Challenge: Repeat the whole listing below, word for word.

begin Task material

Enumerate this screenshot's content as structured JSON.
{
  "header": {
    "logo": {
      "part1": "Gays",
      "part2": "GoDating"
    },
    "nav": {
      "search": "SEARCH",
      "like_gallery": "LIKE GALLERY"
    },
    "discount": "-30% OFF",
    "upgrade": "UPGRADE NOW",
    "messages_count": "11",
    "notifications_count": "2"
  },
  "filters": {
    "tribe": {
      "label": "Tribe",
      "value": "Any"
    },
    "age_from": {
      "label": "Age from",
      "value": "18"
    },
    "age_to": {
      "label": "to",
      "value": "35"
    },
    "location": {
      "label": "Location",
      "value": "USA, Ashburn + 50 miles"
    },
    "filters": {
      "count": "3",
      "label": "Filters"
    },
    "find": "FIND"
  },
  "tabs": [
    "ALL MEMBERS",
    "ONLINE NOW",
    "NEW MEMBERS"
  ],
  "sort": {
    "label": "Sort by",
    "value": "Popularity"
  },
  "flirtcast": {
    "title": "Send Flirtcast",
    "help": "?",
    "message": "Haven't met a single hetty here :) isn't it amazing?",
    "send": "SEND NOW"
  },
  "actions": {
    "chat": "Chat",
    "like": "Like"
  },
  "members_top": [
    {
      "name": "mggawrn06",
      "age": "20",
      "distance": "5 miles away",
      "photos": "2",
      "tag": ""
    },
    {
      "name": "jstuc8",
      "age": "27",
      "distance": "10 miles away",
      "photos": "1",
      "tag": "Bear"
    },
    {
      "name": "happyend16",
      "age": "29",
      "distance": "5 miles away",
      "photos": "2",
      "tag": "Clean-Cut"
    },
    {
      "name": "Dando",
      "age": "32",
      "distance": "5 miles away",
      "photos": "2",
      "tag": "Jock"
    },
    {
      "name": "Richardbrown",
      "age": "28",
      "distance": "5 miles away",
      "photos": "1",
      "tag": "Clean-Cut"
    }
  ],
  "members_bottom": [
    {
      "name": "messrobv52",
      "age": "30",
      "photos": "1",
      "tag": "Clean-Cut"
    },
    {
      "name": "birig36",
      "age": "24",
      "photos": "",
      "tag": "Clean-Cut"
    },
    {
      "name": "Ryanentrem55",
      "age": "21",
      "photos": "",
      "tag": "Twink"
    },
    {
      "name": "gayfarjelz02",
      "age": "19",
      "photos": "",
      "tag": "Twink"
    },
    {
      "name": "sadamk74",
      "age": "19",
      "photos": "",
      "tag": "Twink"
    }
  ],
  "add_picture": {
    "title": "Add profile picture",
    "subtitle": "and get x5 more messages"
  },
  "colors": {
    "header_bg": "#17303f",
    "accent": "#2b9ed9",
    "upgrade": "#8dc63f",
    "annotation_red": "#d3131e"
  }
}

end Task material

Response to this exercise:
Enumerate this screenshot's content as structured JSON.
{
  "header": {
    "logo": {
      "part1": "Gays",
      "part2": "GoDating"
    },
    "nav": {
      "search": "SEARCH",
      "like_gallery": "LIKE GALLERY"
    },
    "discount": "-30% OFF",
    "upgrade": "UPGRADE NOW",
    "messages_count": "11",
    "notifications_count": "2"
  },
  "filters": {
    "tribe": {
      "label": "Tribe",
      "value": "Any"
    },
    "age_from": {
      "label": "Age from",
      "value": "18"
    },
    "age_to": {
      "label": "to",
      "value": "35"
    },
    "location": {
      "label": "Location",
      "value": "USA, Ashburn + 50 miles"
    },
    "filters": {
      "count": "3",
      "label": "Filters"
    },
    "find": "FIND"
  },
  "tabs": [
    "ALL MEMBERS",
    "ONLINE NOW",
    "NEW MEMBERS"
  ],
  "sort": {
    "label": "Sort by",
    "value": "Popularity"
  },
  "flirtcast": {
    "title": "Send Flirtcast",
    "help": "?",
    "message": "Haven't met a single hetty here :) isn't it amazing?",
    "send": "SEND NOW"
  },
  "actions": {
    "chat": "Chat",
    "like": "Like"
  },
  "members_top": [
    {
      "name": "mggawrn06",
      "age": "20",
      "distance": "5 miles away",
      "photos": "2",
      "tag": ""
    },
    {
      "name": "jstuc8",
      "age": "27",
      "distance": "10 miles away",
      "photos": "1",
      "tag": "Bear"
    },
    {
      "name": "happyend16",
      "age": "29",
      "distance": "5 miles away",
      "photos": "2",
      "tag": "Clean-Cut"
    },
    {
      "name": "Dando",
      "age": "32",
      "distance": "5 miles away",
      "photos": "2",
      "tag": "Jock"
    },
    {
      "name": "Richardbrown",
      "age": "28",
      "distance": "5 miles away",
      "photos": "1",
      "tag": "Clean-Cut"
    }
  ],
  "members_bottom": [
    {
      "name": "messrobv52",
      "age": "30",
      "photos": "1",
      "tag": "Clean-Cut"
    },
    {
      "name": "birig36",
      "age": "24",
      "photos": "",
      "tag": "Clean-Cut"
    },
    {
      "name": "Ryanentrem55",
      "age": "21",
      "photos": "",
      "tag": "Twink"
    },
    {
      "name": "gayfarjelz02",
      "age": "19",
      "photos": "",
      "tag": "Twink"
    },
    {
      "name": "sadamk74",
      "age": "19",
      "photos": "",
      "tag": "Twink"
    }
  ],
  "add_picture": {
    "title": "Add profile picture",
    "subtitle": "and get x5 more messages"
  },
  "colors": {
    "header_bg": "#17303f",
    "accent": "#2b9ed9",
    "upgrade": "#8dc63f",
    "annotation_red": "#d3131e"
  }
}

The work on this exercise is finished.